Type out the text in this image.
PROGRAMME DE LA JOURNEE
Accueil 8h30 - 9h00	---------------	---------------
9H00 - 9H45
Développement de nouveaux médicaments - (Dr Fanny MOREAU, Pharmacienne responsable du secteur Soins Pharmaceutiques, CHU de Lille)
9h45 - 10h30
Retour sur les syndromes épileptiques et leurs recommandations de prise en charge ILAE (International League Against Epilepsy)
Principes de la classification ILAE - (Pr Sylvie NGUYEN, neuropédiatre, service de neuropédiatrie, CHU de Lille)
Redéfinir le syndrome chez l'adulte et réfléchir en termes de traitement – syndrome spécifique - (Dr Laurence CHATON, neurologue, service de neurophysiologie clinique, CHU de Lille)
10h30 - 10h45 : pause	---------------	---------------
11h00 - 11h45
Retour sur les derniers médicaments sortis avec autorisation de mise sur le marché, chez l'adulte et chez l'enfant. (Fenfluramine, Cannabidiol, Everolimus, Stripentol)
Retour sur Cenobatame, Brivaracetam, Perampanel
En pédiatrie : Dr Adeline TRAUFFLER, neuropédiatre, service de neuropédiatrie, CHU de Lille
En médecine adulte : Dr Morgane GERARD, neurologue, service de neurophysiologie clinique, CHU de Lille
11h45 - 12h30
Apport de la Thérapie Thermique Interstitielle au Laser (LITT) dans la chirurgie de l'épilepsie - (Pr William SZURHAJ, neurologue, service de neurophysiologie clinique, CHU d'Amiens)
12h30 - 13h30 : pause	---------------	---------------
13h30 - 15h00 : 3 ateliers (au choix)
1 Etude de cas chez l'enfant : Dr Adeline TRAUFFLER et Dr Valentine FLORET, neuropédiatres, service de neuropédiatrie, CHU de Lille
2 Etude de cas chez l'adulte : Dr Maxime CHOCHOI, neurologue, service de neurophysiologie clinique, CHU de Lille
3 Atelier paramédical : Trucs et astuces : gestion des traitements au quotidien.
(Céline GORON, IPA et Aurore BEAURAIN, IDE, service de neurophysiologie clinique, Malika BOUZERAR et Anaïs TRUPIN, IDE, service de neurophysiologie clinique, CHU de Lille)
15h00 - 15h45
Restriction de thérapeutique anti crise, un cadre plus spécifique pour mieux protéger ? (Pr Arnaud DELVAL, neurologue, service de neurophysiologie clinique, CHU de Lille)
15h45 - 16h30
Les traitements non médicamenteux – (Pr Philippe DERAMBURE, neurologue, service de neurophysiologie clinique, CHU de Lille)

■ Your task ■
Check each line above for the string "pause", then copy the ones that have it.

■ Answer to the exercise ■
10h30 - 10h45 : pause	---------------	---------------
12h30 - 13h30 : pause	---------------	---------------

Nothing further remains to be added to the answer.